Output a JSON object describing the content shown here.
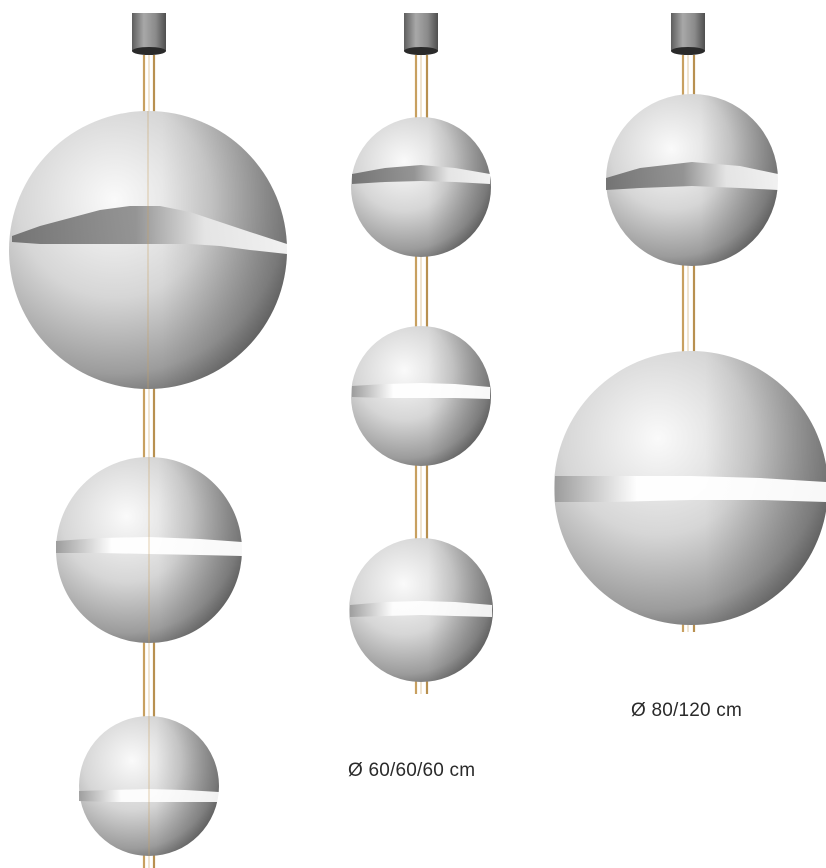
{
  "captions": {
    "middle": "Ø 60/60/60 cm",
    "right": "Ø 80/120 cm"
  },
  "colors": {
    "background": "#ffffff",
    "rod": "#c8a060",
    "canopy": "#7a7a7a",
    "sphere_light": "#f4f4f4",
    "sphere_dark": "#5c5c5c"
  }
}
------------------------
**Set exercise**.
Omit the pictures and output all of the other material exactly.

**Output**.
Output a JSON object describing the content shown here.
{
  "captions": {
    "middle": "Ø 60/60/60 cm",
    "right": "Ø 80/120 cm"
  },
  "colors": {
    "background": "#ffffff",
    "rod": "#c8a060",
    "canopy": "#7a7a7a",
    "sphere_light": "#f4f4f4",
    "sphere_dark": "#5c5c5c"
  }
}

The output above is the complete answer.